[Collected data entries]
◇ ◇ ◇ ◇ ◇

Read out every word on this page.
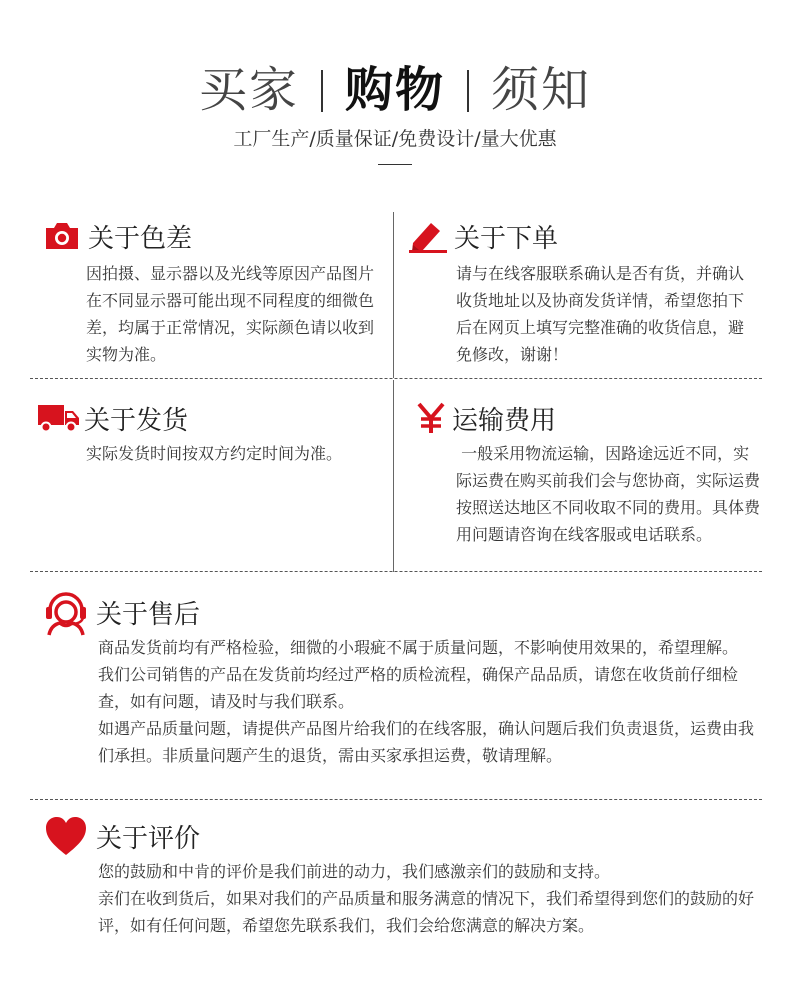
买家 购物 须知
工厂生产/质量保证/免费设计/量大优惠
关于色差
因拍摄、显示器以及光线等原因产品图片在不同显示器可能出现不同程度的细微色差，均属于正常情况，实际颜色请以收到实物为准。
关于下单
请与在线客服联系确认是否有货，并确认收货地址以及协商发货详情，希望您拍下后在网页上填写完整准确的收货信息，避免修改，谢谢！
关于发货
实际发货时间按双方约定时间为准。
运输费用
一般采用物流运输，因路途远近不同，实际运费在购买前我们会与您协商，实际运费按照送达地区不同收取不同的费用。具体费用问题请咨询在线客服或电话联系。
关于售后
商品发货前均有严格检验，细微的小瑕疵不属于质量问题，不影响使用效果的，希望理解。
我们公司销售的产品在发货前均经过严格的质检流程，确保产品品质，请您在收货前仔细检查，如有问题，请及时与我们联系。
如遇产品质量问题，请提供产品图片给我们的在线客服，确认问题后我们负责退货，运费由我们承担。非质量问题产生的退货，需由买家承担运费，敬请理解。
关于评价
您的鼓励和中肯的评价是我们前进的动力，我们感激亲们的鼓励和支持。
亲们在收到货后，如果对我们的产品质量和服务满意的情况下，我们希望得到您们的鼓励的好评，如有任何问题，希望您先联系我们，我们会给您满意的解决方案。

◇ ◇ ◇ ◇ ◇

• _Exercise instructions_
Write out the records above once more, word for word, with no pictures.

• _Exercise result_
Read out every word on this page.
买家 购物 须知
工厂生产/质量保证/免费设计/量大优惠
关于色差
因拍摄、显示器以及光线等原因产品图片在不同显示器可能出现不同程度的细微色差，均属于正常情况，实际颜色请以收到实物为准。
关于下单
请与在线客服联系确认是否有货，并确认收货地址以及协商发货详情，希望您拍下后在网页上填写完整准确的收货信息，避免修改，谢谢！
关于发货
实际发货时间按双方约定时间为准。
运输费用
一般采用物流运输，因路途远近不同，实际运费在购买前我们会与您协商，实际运费按照送达地区不同收取不同的费用。具体费用问题请咨询在线客服或电话联系。
关于售后
商品发货前均有严格检验，细微的小瑕疵不属于质量问题，不影响使用效果的，希望理解。
我们公司销售的产品在发货前均经过严格的质检流程，确保产品品质，请您在收货前仔细检查，如有问题，请及时与我们联系。
如遇产品质量问题，请提供产品图片给我们的在线客服，确认问题后我们负责退货，运费由我们承担。非质量问题产生的退货，需由买家承担运费，敬请理解。
关于评价
您的鼓励和中肯的评价是我们前进的动力，我们感激亲们的鼓励和支持。
亲们在收到货后，如果对我们的产品质量和服务满意的情况下，我们希望得到您们的鼓励的好评，如有任何问题，希望您先联系我们，我们会给您满意的解决方案。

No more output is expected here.